| WORK TO DO |
Copy everything in the data below exactly except the pictures.

| Stored records |
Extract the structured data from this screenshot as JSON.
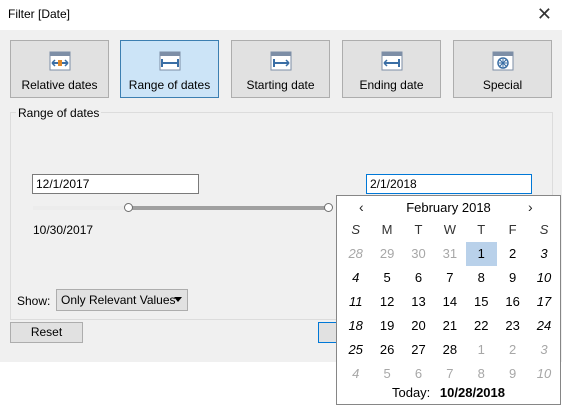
{
  "window": {
    "title": "Filter [Date]"
  },
  "tabs": [
    {
      "label": "Relative dates",
      "icon": "relative-dates-icon",
      "active": false
    },
    {
      "label": "Range of dates",
      "icon": "range-of-dates-icon",
      "active": true
    },
    {
      "label": "Starting date",
      "icon": "starting-date-icon",
      "active": false
    },
    {
      "label": "Ending date",
      "icon": "ending-date-icon",
      "active": false
    },
    {
      "label": "Special",
      "icon": "special-icon",
      "active": false
    }
  ],
  "range": {
    "group_title": "Range of dates",
    "start_value": "12/1/2017",
    "end_value": "2/1/2018",
    "min_label": "10/30/2017"
  },
  "show": {
    "label": "Show:",
    "selected": "Only Relevant Values"
  },
  "buttons": {
    "reset": "Reset"
  },
  "calendar": {
    "month_label": "February",
    "year_label": "2018",
    "prev_symbol": "‹",
    "next_symbol": "›",
    "weekdays": [
      "S",
      "M",
      "T",
      "W",
      "T",
      "F",
      "S"
    ],
    "weeks": [
      [
        "28",
        "29",
        "30",
        "31",
        "1",
        "2",
        "3"
      ],
      [
        "4",
        "5",
        "6",
        "7",
        "8",
        "9",
        "10"
      ],
      [
        "11",
        "12",
        "13",
        "14",
        "15",
        "16",
        "17"
      ],
      [
        "18",
        "19",
        "20",
        "21",
        "22",
        "23",
        "24"
      ],
      [
        "25",
        "26",
        "27",
        "28",
        "1",
        "2",
        "3"
      ],
      [
        "4",
        "5",
        "6",
        "7",
        "8",
        "9",
        "10"
      ]
    ],
    "selected_day": "1",
    "today_label": "Today:",
    "today_value": "10/28/2018"
  },
  "colors": {
    "active_tab": "#cce4f7",
    "selected_day": "#b9d1ea",
    "focus_border": "#0078d7"
  }
}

| IN RESPONSE |
Extract the structured data from this screenshot as JSON.
{
  "window": {
    "title": "Filter [Date]"
  },
  "tabs": [
    {
      "label": "Relative dates",
      "icon": "relative-dates-icon",
      "active": false
    },
    {
      "label": "Range of dates",
      "icon": "range-of-dates-icon",
      "active": true
    },
    {
      "label": "Starting date",
      "icon": "starting-date-icon",
      "active": false
    },
    {
      "label": "Ending date",
      "icon": "ending-date-icon",
      "active": false
    },
    {
      "label": "Special",
      "icon": "special-icon",
      "active": false
    }
  ],
  "range": {
    "group_title": "Range of dates",
    "start_value": "12/1/2017",
    "end_value": "2/1/2018",
    "min_label": "10/30/2017"
  },
  "show": {
    "label": "Show:",
    "selected": "Only Relevant Values"
  },
  "buttons": {
    "reset": "Reset"
  },
  "calendar": {
    "month_label": "February",
    "year_label": "2018",
    "prev_symbol": "‹",
    "next_symbol": "›",
    "weekdays": [
      "S",
      "M",
      "T",
      "W",
      "T",
      "F",
      "S"
    ],
    "weeks": [
      [
        "28",
        "29",
        "30",
        "31",
        "1",
        "2",
        "3"
      ],
      [
        "4",
        "5",
        "6",
        "7",
        "8",
        "9",
        "10"
      ],
      [
        "11",
        "12",
        "13",
        "14",
        "15",
        "16",
        "17"
      ],
      [
        "18",
        "19",
        "20",
        "21",
        "22",
        "23",
        "24"
      ],
      [
        "25",
        "26",
        "27",
        "28",
        "1",
        "2",
        "3"
      ],
      [
        "4",
        "5",
        "6",
        "7",
        "8",
        "9",
        "10"
      ]
    ],
    "selected_day": "1",
    "today_label": "Today:",
    "today_value": "10/28/2018"
  },
  "colors": {
    "active_tab": "#cce4f7",
    "selected_day": "#b9d1ea",
    "focus_border": "#0078d7"
  }
}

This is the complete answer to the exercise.